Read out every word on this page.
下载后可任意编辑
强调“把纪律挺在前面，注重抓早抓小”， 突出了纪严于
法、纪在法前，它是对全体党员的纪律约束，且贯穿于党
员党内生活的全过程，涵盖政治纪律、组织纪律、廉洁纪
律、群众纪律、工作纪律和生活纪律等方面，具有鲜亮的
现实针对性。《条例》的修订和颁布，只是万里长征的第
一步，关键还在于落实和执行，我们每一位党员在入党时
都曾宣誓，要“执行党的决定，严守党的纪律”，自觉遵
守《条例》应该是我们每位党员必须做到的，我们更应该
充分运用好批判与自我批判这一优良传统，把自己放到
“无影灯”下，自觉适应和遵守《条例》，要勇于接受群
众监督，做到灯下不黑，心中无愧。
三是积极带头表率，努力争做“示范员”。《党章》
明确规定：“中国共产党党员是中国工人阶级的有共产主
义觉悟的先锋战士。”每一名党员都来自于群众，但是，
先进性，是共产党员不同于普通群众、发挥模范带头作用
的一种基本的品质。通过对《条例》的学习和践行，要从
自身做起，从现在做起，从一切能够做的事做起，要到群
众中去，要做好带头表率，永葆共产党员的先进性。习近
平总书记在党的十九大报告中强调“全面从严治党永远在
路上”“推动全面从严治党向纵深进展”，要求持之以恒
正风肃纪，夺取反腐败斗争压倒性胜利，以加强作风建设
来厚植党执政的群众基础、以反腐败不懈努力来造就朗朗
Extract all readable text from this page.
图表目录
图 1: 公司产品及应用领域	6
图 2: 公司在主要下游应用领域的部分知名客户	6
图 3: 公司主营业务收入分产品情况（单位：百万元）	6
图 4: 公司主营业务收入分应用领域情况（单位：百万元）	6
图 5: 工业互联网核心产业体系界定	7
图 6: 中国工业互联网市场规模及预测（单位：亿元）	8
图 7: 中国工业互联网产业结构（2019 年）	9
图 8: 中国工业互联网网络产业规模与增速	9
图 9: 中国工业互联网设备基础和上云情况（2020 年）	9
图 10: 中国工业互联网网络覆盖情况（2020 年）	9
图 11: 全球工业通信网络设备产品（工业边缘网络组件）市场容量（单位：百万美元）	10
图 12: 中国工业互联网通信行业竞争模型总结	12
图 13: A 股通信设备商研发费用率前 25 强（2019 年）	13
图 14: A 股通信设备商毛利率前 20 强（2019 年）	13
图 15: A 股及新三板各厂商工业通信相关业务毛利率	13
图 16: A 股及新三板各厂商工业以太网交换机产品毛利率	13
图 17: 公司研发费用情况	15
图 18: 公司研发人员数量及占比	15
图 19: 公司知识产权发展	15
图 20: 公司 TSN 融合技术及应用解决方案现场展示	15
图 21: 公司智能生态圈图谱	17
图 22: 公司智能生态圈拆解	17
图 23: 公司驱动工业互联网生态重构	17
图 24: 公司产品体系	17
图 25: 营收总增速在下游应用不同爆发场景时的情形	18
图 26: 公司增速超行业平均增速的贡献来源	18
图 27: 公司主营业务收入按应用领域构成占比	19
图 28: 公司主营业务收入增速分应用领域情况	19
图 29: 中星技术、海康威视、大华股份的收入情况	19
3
##############################
- [WHAT IS ASKED]: Extract the listing in its entirety, matching it exactly.

- [EXPECTED ANSWER]:
Read out every word on this page.
下载后可任意编辑
强调“把纪律挺在前面，注重抓早抓小”， 突出了纪严于
法、纪在法前，它是对全体党员的纪律约束，且贯穿于党
员党内生活的全过程，涵盖政治纪律、组织纪律、廉洁纪
律、群众纪律、工作纪律和生活纪律等方面，具有鲜亮的
现实针对性。《条例》的修订和颁布，只是万里长征的第
一步，关键还在于落实和执行，我们每一位党员在入党时
都曾宣誓，要“执行党的决定，严守党的纪律”，自觉遵
守《条例》应该是我们每位党员必须做到的，我们更应该
充分运用好批判与自我批判这一优良传统，把自己放到
“无影灯”下，自觉适应和遵守《条例》，要勇于接受群
众监督，做到灯下不黑，心中无愧。
三是积极带头表率，努力争做“示范员”。《党章》
明确规定：“中国共产党党员是中国工人阶级的有共产主
义觉悟的先锋战士。”每一名党员都来自于群众，但是，
先进性，是共产党员不同于普通群众、发挥模范带头作用
的一种基本的品质。通过对《条例》的学习和践行，要从
自身做起，从现在做起，从一切能够做的事做起，要到群
众中去，要做好带头表率，永葆共产党员的先进性。习近
平总书记在党的十九大报告中强调“全面从严治党永远在
路上”“推动全面从严治党向纵深进展”，要求持之以恒
正风肃纪，夺取反腐败斗争压倒性胜利，以加强作风建设
来厚植党执政的群众基础、以反腐败不懈努力来造就朗朗
Extract all readable text from this page.
图表目录
图 1: 公司产品及应用领域	6
图 2: 公司在主要下游应用领域的部分知名客户	6
图 3: 公司主营业务收入分产品情况（单位：百万元）	6
图 4: 公司主营业务收入分应用领域情况（单位：百万元）	6
图 5: 工业互联网核心产业体系界定	7
图 6: 中国工业互联网市场规模及预测（单位：亿元）	8
图 7: 中国工业互联网产业结构（2019 年）	9
图 8: 中国工业互联网网络产业规模与增速	9
图 9: 中国工业互联网设备基础和上云情况（2020 年）	9
图 10: 中国工业互联网网络覆盖情况（2020 年）	9
图 11: 全球工业通信网络设备产品（工业边缘网络组件）市场容量（单位：百万美元）	10
图 12: 中国工业互联网通信行业竞争模型总结	12
图 13: A 股通信设备商研发费用率前 25 强（2019 年）	13
图 14: A 股通信设备商毛利率前 20 强（2019 年）	13
图 15: A 股及新三板各厂商工业通信相关业务毛利率	13
图 16: A 股及新三板各厂商工业以太网交换机产品毛利率	13
图 17: 公司研发费用情况	15
图 18: 公司研发人员数量及占比	15
图 19: 公司知识产权发展	15
图 20: 公司 TSN 融合技术及应用解决方案现场展示	15
图 21: 公司智能生态圈图谱	17
图 22: 公司智能生态圈拆解	17
图 23: 公司驱动工业互联网生态重构	17
图 24: 公司产品体系	17
图 25: 营收总增速在下游应用不同爆发场景时的情形	18
图 26: 公司增速超行业平均增速的贡献来源	18
图 27: 公司主营业务收入按应用领域构成占比	19
图 28: 公司主营业务收入增速分应用领域情况	19
图 29: 中星技术、海康威视、大华股份的收入情况	19
3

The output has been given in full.